**Set exercise:** Please repeat every one of the following rows word for word, with nothing added, dropped, or changed.

**Task input:**
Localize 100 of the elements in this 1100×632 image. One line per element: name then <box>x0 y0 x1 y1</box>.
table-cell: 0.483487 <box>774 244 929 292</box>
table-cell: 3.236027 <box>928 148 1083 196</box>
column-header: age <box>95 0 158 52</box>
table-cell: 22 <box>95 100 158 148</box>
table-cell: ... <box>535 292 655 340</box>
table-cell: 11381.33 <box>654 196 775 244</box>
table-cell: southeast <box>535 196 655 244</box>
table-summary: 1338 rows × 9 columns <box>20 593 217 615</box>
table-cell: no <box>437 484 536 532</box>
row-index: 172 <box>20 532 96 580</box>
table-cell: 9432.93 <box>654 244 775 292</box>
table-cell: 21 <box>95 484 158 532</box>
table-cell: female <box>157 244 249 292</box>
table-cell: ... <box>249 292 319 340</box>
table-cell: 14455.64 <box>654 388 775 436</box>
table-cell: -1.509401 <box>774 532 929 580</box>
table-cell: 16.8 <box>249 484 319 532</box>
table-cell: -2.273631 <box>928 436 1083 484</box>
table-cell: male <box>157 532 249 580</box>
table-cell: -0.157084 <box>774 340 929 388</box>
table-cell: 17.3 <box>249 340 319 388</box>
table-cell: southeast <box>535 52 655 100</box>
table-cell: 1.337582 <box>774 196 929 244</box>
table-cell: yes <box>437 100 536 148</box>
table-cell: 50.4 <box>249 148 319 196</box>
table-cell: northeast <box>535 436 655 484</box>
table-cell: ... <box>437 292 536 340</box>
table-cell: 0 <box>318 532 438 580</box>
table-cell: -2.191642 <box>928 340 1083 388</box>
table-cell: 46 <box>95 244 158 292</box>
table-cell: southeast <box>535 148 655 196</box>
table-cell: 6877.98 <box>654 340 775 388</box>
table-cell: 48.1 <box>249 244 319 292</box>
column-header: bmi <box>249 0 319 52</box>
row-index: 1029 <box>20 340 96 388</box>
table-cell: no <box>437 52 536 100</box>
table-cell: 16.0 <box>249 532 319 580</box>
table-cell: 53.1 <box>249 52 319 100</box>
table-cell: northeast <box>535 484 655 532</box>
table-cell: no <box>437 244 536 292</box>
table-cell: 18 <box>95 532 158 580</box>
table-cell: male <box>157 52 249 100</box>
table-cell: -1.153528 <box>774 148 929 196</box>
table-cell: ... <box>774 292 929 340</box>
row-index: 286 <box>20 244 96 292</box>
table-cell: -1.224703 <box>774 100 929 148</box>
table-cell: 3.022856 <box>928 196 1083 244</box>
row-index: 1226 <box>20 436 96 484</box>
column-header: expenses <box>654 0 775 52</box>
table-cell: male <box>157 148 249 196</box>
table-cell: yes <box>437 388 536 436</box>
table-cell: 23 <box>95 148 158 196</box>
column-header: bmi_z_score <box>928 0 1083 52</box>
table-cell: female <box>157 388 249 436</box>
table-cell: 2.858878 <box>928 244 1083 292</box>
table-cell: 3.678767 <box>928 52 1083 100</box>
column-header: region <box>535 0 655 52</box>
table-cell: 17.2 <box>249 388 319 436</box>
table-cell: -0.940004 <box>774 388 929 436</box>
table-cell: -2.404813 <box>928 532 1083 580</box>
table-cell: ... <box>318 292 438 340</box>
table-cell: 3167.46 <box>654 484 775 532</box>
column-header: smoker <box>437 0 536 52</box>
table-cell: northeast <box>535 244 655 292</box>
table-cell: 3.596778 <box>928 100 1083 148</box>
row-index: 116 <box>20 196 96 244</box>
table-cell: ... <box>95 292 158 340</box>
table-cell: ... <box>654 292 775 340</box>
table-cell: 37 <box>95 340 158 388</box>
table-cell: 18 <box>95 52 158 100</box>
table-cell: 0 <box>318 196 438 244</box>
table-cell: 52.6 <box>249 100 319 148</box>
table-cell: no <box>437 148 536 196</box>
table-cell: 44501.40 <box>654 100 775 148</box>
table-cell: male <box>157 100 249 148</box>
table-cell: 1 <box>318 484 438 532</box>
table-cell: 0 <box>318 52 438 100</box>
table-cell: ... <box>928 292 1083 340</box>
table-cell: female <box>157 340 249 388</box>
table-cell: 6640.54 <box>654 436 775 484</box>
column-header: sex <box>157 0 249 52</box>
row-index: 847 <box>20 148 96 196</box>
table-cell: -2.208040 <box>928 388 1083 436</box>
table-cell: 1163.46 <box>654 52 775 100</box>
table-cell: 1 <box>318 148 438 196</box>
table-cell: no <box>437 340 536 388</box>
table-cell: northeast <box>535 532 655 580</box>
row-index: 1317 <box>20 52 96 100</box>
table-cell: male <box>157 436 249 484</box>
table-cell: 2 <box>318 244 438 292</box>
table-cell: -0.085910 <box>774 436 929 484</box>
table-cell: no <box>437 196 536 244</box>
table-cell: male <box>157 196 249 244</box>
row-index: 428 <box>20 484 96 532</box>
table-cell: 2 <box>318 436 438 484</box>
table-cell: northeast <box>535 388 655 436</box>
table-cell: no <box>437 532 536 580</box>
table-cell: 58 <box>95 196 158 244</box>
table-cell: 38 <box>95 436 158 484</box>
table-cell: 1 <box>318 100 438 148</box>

**Result:**
Localize 100 of the elements in this 1100×632 image. One line per element: name then <box>x0 y0 x1 y1</box>.
table-cell: 0.483487 <box>774 244 929 292</box>
table-cell: 3.236027 <box>928 148 1083 196</box>
column-header: age <box>95 0 158 52</box>
table-cell: 22 <box>95 100 158 148</box>
table-cell: ... <box>535 292 655 340</box>
table-cell: 11381.33 <box>654 196 775 244</box>
table-cell: southeast <box>535 196 655 244</box>
table-summary: 1338 rows × 9 columns <box>20 593 217 615</box>
table-cell: no <box>437 484 536 532</box>
row-index: 172 <box>20 532 96 580</box>
table-cell: 9432.93 <box>654 244 775 292</box>
table-cell: 21 <box>95 484 158 532</box>
table-cell: female <box>157 244 249 292</box>
table-cell: ... <box>249 292 319 340</box>
table-cell: 14455.64 <box>654 388 775 436</box>
table-cell: -1.509401 <box>774 532 929 580</box>
table-cell: 16.8 <box>249 484 319 532</box>
table-cell: -2.273631 <box>928 436 1083 484</box>
table-cell: male <box>157 532 249 580</box>
table-cell: -0.157084 <box>774 340 929 388</box>
table-cell: 17.3 <box>249 340 319 388</box>
table-cell: southeast <box>535 52 655 100</box>
table-cell: 1.337582 <box>774 196 929 244</box>
table-cell: yes <box>437 100 536 148</box>
table-cell: 50.4 <box>249 148 319 196</box>
table-cell: northeast <box>535 436 655 484</box>
table-cell: ... <box>437 292 536 340</box>
table-cell: 0 <box>318 532 438 580</box>
table-cell: -2.191642 <box>928 340 1083 388</box>
table-cell: 46 <box>95 244 158 292</box>
table-cell: southeast <box>535 148 655 196</box>
table-cell: 6877.98 <box>654 340 775 388</box>
table-cell: 48.1 <box>249 244 319 292</box>
column-header: bmi <box>249 0 319 52</box>
row-index: 1029 <box>20 340 96 388</box>
table-cell: no <box>437 52 536 100</box>
table-cell: 16.0 <box>249 532 319 580</box>
table-cell: 53.1 <box>249 52 319 100</box>
table-cell: northeast <box>535 484 655 532</box>
table-cell: no <box>437 244 536 292</box>
table-cell: 18 <box>95 532 158 580</box>
table-cell: male <box>157 52 249 100</box>
table-cell: -1.153528 <box>774 148 929 196</box>
table-cell: ... <box>774 292 929 340</box>
row-index: 286 <box>20 244 96 292</box>
table-cell: -1.224703 <box>774 100 929 148</box>
table-cell: 3.022856 <box>928 196 1083 244</box>
row-index: 1226 <box>20 436 96 484</box>
column-header: expenses <box>654 0 775 52</box>
table-cell: male <box>157 148 249 196</box>
table-cell: yes <box>437 388 536 436</box>
table-cell: 23 <box>95 148 158 196</box>
column-header: bmi_z_score <box>928 0 1083 52</box>
table-cell: female <box>157 388 249 436</box>
table-cell: 2.858878 <box>928 244 1083 292</box>
table-cell: 3.678767 <box>928 52 1083 100</box>
column-header: region <box>535 0 655 52</box>
table-cell: 17.2 <box>249 388 319 436</box>
table-cell: -0.940004 <box>774 388 929 436</box>
table-cell: -2.404813 <box>928 532 1083 580</box>
table-cell: ... <box>318 292 438 340</box>
table-cell: 3167.46 <box>654 484 775 532</box>
column-header: smoker <box>437 0 536 52</box>
table-cell: northeast <box>535 244 655 292</box>
table-cell: 3.596778 <box>928 100 1083 148</box>
row-index: 116 <box>20 196 96 244</box>
table-cell: ... <box>95 292 158 340</box>
table-cell: ... <box>654 292 775 340</box>
table-cell: 37 <box>95 340 158 388</box>
table-cell: 18 <box>95 52 158 100</box>
table-cell: 0 <box>318 196 438 244</box>
table-cell: 52.6 <box>249 100 319 148</box>
table-cell: no <box>437 148 536 196</box>
table-cell: 44501.40 <box>654 100 775 148</box>
table-cell: male <box>157 100 249 148</box>
table-cell: 1 <box>318 484 438 532</box>
table-cell: 0 <box>318 52 438 100</box>
table-cell: ... <box>928 292 1083 340</box>
table-cell: female <box>157 340 249 388</box>
table-cell: 6640.54 <box>654 436 775 484</box>
column-header: sex <box>157 0 249 52</box>
row-index: 847 <box>20 148 96 196</box>
table-cell: -2.208040 <box>928 388 1083 436</box>
table-cell: 1163.46 <box>654 52 775 100</box>
table-cell: 1 <box>318 148 438 196</box>
table-cell: no <box>437 340 536 388</box>
table-cell: northeast <box>535 532 655 580</box>
row-index: 1317 <box>20 52 96 100</box>
table-cell: male <box>157 436 249 484</box>
table-cell: 2 <box>318 244 438 292</box>
table-cell: -0.085910 <box>774 436 929 484</box>
table-cell: no <box>437 196 536 244</box>
table-cell: male <box>157 196 249 244</box>
row-index: 428 <box>20 484 96 532</box>
table-cell: 2 <box>318 436 438 484</box>
table-cell: northeast <box>535 388 655 436</box>
table-cell: no <box>437 532 536 580</box>
table-cell: 58 <box>95 196 158 244</box>
table-cell: 38 <box>95 436 158 484</box>
table-cell: 1 <box>318 100 438 148</box>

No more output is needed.